*AIM:*
Retype all of the data. Every line must match exactly.
** start **
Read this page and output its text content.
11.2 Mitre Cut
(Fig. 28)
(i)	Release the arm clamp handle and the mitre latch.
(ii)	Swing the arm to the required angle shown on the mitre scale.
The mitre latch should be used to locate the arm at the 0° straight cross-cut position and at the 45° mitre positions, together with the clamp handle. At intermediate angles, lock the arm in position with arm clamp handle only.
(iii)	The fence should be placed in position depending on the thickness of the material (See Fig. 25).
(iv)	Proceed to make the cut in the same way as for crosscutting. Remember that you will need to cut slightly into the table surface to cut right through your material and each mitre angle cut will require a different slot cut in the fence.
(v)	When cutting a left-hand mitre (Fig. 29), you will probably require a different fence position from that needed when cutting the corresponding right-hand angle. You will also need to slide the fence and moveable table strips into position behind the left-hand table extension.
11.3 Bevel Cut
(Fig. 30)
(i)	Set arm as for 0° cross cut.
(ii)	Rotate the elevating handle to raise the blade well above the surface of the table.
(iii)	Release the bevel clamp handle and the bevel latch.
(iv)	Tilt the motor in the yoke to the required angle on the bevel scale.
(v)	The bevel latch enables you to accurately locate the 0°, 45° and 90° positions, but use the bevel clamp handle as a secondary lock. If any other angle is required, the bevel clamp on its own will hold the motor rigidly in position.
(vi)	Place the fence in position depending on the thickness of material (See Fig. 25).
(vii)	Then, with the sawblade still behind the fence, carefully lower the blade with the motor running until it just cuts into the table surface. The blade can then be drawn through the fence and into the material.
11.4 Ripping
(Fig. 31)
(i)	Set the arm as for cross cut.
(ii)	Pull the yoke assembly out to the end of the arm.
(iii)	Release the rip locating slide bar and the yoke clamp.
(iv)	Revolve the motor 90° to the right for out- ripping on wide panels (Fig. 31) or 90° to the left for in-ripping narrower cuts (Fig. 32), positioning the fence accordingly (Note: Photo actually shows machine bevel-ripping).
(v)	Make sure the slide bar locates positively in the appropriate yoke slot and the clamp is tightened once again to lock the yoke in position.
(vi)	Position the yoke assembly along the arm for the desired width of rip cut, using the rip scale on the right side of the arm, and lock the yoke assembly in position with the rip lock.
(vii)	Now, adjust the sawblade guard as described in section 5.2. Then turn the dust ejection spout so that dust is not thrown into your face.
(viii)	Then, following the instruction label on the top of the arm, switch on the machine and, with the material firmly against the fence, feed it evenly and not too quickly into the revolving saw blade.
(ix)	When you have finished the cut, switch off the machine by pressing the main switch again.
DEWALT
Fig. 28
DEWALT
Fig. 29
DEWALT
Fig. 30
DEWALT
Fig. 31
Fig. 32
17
** end **
*SOLUTION TO THE EXERCISE:*
Read this page and output its text content.
11.2 Mitre Cut
(Fig. 28)
(i)	Release the arm clamp handle and the mitre latch.
(ii)	Swing the arm to the required angle shown on the mitre scale.
The mitre latch should be used to locate the arm at the 0° straight cross-cut position and at the 45° mitre positions, together with the clamp handle. At intermediate angles, lock the arm in position with arm clamp handle only.
(iii)	The fence should be placed in position depending on the thickness of the material (See Fig. 25).
(iv)	Proceed to make the cut in the same way as for crosscutting. Remember that you will need to cut slightly into the table surface to cut right through your material and each mitre angle cut will require a different slot cut in the fence.
(v)	When cutting a left-hand mitre (Fig. 29), you will probably require a different fence position from that needed when cutting the corresponding right-hand angle. You will also need to slide the fence and moveable table strips into position behind the left-hand table extension.
11.3 Bevel Cut
(Fig. 30)
(i)	Set arm as for 0° cross cut.
(ii)	Rotate the elevating handle to raise the blade well above the surface of the table.
(iii)	Release the bevel clamp handle and the bevel latch.
(iv)	Tilt the motor in the yoke to the required angle on the bevel scale.
(v)	The bevel latch enables you to accurately locate the 0°, 45° and 90° positions, but use the bevel clamp handle as a secondary lock. If any other angle is required, the bevel clamp on its own will hold the motor rigidly in position.
(vi)	Place the fence in position depending on the thickness of material (See Fig. 25).
(vii)	Then, with the sawblade still behind the fence, carefully lower the blade with the motor running until it just cuts into the table surface. The blade can then be drawn through the fence and into the material.
11.4 Ripping
(Fig. 31)
(i)	Set the arm as for cross cut.
(ii)	Pull the yoke assembly out to the end of the arm.
(iii)	Release the rip locating slide bar and the yoke clamp.
(iv)	Revolve the motor 90° to the right for out- ripping on wide panels (Fig. 31) or 90° to the left for in-ripping narrower cuts (Fig. 32), positioning the fence accordingly (Note: Photo actually shows machine bevel-ripping).
(v)	Make sure the slide bar locates positively in the appropriate yoke slot and the clamp is tightened once again to lock the yoke in position.
(vi)	Position the yoke assembly along the arm for the desired width of rip cut, using the rip scale on the right side of the arm, and lock the yoke assembly in position with the rip lock.
(vii)	Now, adjust the sawblade guard as described in section 5.2. Then turn the dust ejection spout so that dust is not thrown into your face.
(viii)	Then, following the instruction label on the top of the arm, switch on the machine and, with the material firmly against the fence, feed it evenly and not too quickly into the revolving saw blade.
(ix)	When you have finished the cut, switch off the machine by pressing the main switch again.
DEWALT
Fig. 28
DEWALT
Fig. 29
DEWALT
Fig. 30
DEWALT
Fig. 31
Fig. 32
17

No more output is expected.